**Objective**. Extract each line of the material that follows exactly and omit its pictures.

Records that describe figures:
##############################

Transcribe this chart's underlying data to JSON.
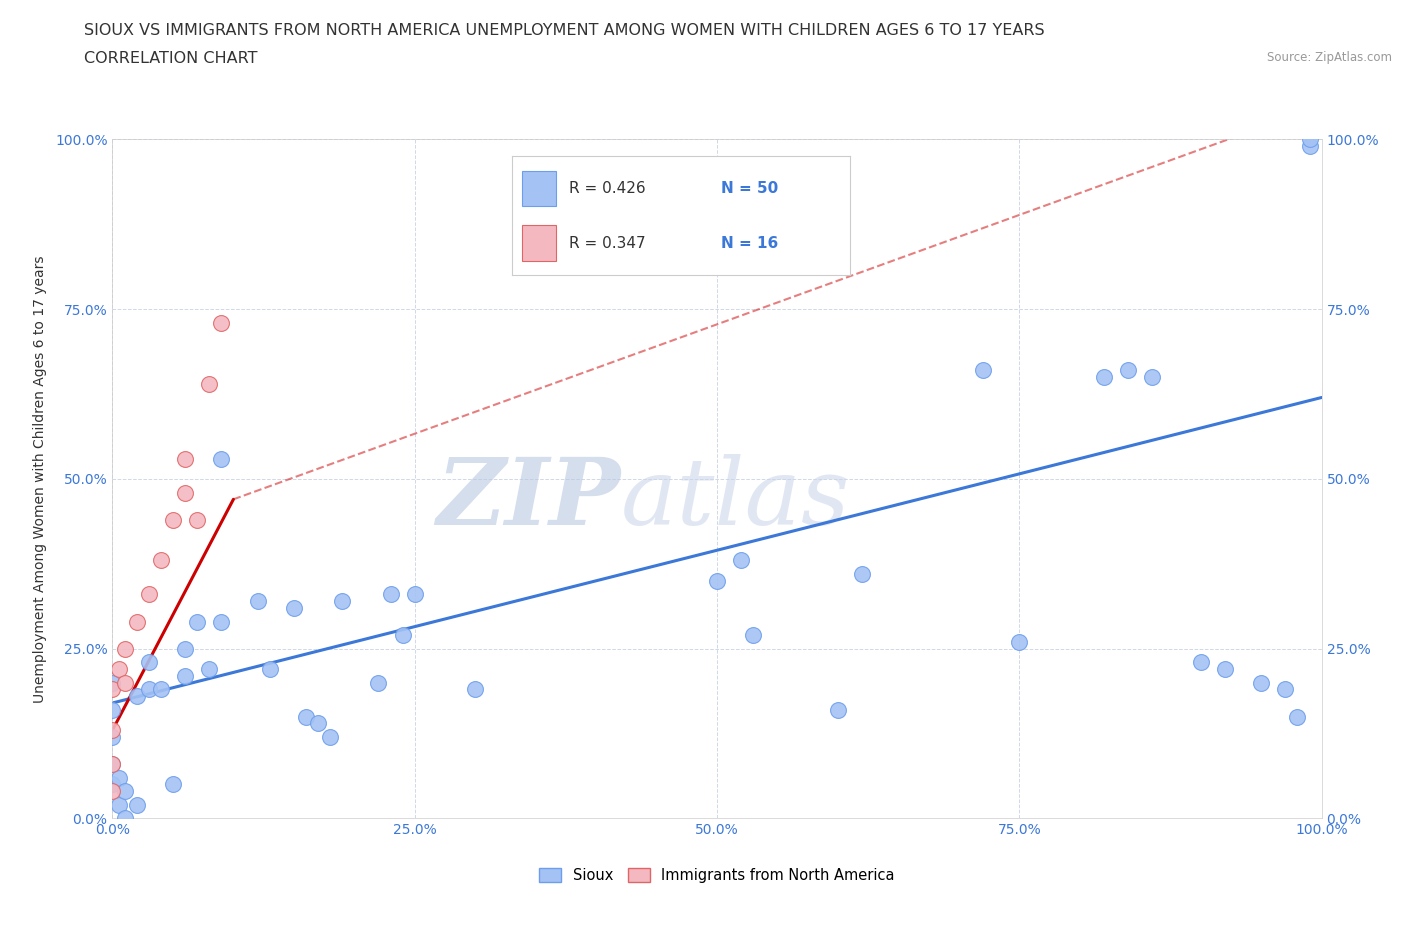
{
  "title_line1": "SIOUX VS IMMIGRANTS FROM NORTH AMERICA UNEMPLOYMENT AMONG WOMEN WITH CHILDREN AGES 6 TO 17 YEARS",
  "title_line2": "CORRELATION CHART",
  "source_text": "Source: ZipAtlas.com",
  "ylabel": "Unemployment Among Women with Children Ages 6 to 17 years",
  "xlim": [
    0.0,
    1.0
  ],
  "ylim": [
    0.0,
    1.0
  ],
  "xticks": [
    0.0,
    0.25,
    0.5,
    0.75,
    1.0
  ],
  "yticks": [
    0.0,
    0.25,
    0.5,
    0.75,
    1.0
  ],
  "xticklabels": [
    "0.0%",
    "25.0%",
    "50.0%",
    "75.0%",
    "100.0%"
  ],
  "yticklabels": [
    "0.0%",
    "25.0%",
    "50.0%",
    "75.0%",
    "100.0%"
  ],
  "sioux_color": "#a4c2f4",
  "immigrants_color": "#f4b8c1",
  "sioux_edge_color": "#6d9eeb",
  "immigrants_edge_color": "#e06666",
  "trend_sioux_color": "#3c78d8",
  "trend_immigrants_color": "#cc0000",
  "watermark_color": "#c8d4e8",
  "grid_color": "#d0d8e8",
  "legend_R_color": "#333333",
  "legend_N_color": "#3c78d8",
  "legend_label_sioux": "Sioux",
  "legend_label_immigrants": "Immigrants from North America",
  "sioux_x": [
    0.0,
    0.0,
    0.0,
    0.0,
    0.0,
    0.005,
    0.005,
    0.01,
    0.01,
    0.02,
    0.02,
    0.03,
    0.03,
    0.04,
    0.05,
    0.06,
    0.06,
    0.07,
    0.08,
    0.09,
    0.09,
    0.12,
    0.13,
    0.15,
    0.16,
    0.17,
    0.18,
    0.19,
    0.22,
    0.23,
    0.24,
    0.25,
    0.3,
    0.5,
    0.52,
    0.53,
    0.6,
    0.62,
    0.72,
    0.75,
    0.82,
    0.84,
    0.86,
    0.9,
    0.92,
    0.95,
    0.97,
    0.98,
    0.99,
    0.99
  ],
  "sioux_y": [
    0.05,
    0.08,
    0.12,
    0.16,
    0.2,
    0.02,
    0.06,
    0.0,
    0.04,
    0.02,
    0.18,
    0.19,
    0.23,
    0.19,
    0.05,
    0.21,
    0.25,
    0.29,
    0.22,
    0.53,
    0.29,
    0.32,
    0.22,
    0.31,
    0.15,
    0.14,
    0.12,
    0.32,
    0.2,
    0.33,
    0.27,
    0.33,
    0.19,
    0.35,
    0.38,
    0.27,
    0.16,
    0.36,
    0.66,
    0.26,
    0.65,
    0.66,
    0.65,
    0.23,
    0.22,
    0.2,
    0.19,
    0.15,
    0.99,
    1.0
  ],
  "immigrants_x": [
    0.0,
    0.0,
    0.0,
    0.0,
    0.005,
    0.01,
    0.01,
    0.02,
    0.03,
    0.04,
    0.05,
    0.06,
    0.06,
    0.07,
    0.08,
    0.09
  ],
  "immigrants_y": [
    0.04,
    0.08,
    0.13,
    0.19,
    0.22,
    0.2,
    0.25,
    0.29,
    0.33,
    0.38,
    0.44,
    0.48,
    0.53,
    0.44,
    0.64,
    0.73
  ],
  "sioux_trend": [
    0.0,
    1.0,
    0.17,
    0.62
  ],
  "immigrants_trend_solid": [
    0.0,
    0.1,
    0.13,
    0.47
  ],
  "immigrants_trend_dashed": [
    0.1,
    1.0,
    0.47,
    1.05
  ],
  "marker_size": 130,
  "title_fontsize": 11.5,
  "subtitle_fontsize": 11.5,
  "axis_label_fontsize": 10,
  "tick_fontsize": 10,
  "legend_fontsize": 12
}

##############################

**Exercise solution**.
Transcribe this chart's underlying data to JSON.
{
  "title_line1": "SIOUX VS IMMIGRANTS FROM NORTH AMERICA UNEMPLOYMENT AMONG WOMEN WITH CHILDREN AGES 6 TO 17 YEARS",
  "title_line2": "CORRELATION CHART",
  "source_text": "Source: ZipAtlas.com",
  "ylabel": "Unemployment Among Women with Children Ages 6 to 17 years",
  "xlim": [
    0.0,
    1.0
  ],
  "ylim": [
    0.0,
    1.0
  ],
  "xticks": [
    0.0,
    0.25,
    0.5,
    0.75,
    1.0
  ],
  "yticks": [
    0.0,
    0.25,
    0.5,
    0.75,
    1.0
  ],
  "xticklabels": [
    "0.0%",
    "25.0%",
    "50.0%",
    "75.0%",
    "100.0%"
  ],
  "yticklabels": [
    "0.0%",
    "25.0%",
    "50.0%",
    "75.0%",
    "100.0%"
  ],
  "sioux_color": "#a4c2f4",
  "immigrants_color": "#f4b8c1",
  "sioux_edge_color": "#6d9eeb",
  "immigrants_edge_color": "#e06666",
  "trend_sioux_color": "#3c78d8",
  "trend_immigrants_color": "#cc0000",
  "watermark_color": "#c8d4e8",
  "grid_color": "#d0d8e8",
  "legend_R_color": "#333333",
  "legend_N_color": "#3c78d8",
  "legend_label_sioux": "Sioux",
  "legend_label_immigrants": "Immigrants from North America",
  "sioux_x": [
    0.0,
    0.0,
    0.0,
    0.0,
    0.0,
    0.005,
    0.005,
    0.01,
    0.01,
    0.02,
    0.02,
    0.03,
    0.03,
    0.04,
    0.05,
    0.06,
    0.06,
    0.07,
    0.08,
    0.09,
    0.09,
    0.12,
    0.13,
    0.15,
    0.16,
    0.17,
    0.18,
    0.19,
    0.22,
    0.23,
    0.24,
    0.25,
    0.3,
    0.5,
    0.52,
    0.53,
    0.6,
    0.62,
    0.72,
    0.75,
    0.82,
    0.84,
    0.86,
    0.9,
    0.92,
    0.95,
    0.97,
    0.98,
    0.99,
    0.99
  ],
  "sioux_y": [
    0.05,
    0.08,
    0.12,
    0.16,
    0.2,
    0.02,
    0.06,
    0.0,
    0.04,
    0.02,
    0.18,
    0.19,
    0.23,
    0.19,
    0.05,
    0.21,
    0.25,
    0.29,
    0.22,
    0.53,
    0.29,
    0.32,
    0.22,
    0.31,
    0.15,
    0.14,
    0.12,
    0.32,
    0.2,
    0.33,
    0.27,
    0.33,
    0.19,
    0.35,
    0.38,
    0.27,
    0.16,
    0.36,
    0.66,
    0.26,
    0.65,
    0.66,
    0.65,
    0.23,
    0.22,
    0.2,
    0.19,
    0.15,
    0.99,
    1.0
  ],
  "immigrants_x": [
    0.0,
    0.0,
    0.0,
    0.0,
    0.005,
    0.01,
    0.01,
    0.02,
    0.03,
    0.04,
    0.05,
    0.06,
    0.06,
    0.07,
    0.08,
    0.09
  ],
  "immigrants_y": [
    0.04,
    0.08,
    0.13,
    0.19,
    0.22,
    0.2,
    0.25,
    0.29,
    0.33,
    0.38,
    0.44,
    0.48,
    0.53,
    0.44,
    0.64,
    0.73
  ],
  "sioux_trend": [
    0.0,
    1.0,
    0.17,
    0.62
  ],
  "immigrants_trend_solid": [
    0.0,
    0.1,
    0.13,
    0.47
  ],
  "immigrants_trend_dashed": [
    0.1,
    1.0,
    0.47,
    1.05
  ],
  "marker_size": 130,
  "title_fontsize": 11.5,
  "subtitle_fontsize": 11.5,
  "axis_label_fontsize": 10,
  "tick_fontsize": 10,
  "legend_fontsize": 12
}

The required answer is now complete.